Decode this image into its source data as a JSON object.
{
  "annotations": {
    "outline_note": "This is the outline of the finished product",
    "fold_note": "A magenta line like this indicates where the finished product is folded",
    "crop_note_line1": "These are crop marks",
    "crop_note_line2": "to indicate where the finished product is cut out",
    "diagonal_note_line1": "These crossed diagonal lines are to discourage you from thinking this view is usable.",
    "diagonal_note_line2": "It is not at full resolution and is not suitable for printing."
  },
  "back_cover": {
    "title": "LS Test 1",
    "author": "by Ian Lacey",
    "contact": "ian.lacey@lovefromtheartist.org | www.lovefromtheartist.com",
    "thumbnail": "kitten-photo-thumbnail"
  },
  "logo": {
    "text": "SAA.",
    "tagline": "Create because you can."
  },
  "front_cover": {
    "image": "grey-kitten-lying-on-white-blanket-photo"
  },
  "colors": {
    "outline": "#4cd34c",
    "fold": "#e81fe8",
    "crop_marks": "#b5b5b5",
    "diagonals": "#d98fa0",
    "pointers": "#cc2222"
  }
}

- _Given instruction_:
Across the records above, count the lines holding "outline" and reply with that number alone.

- _Right answer_:
2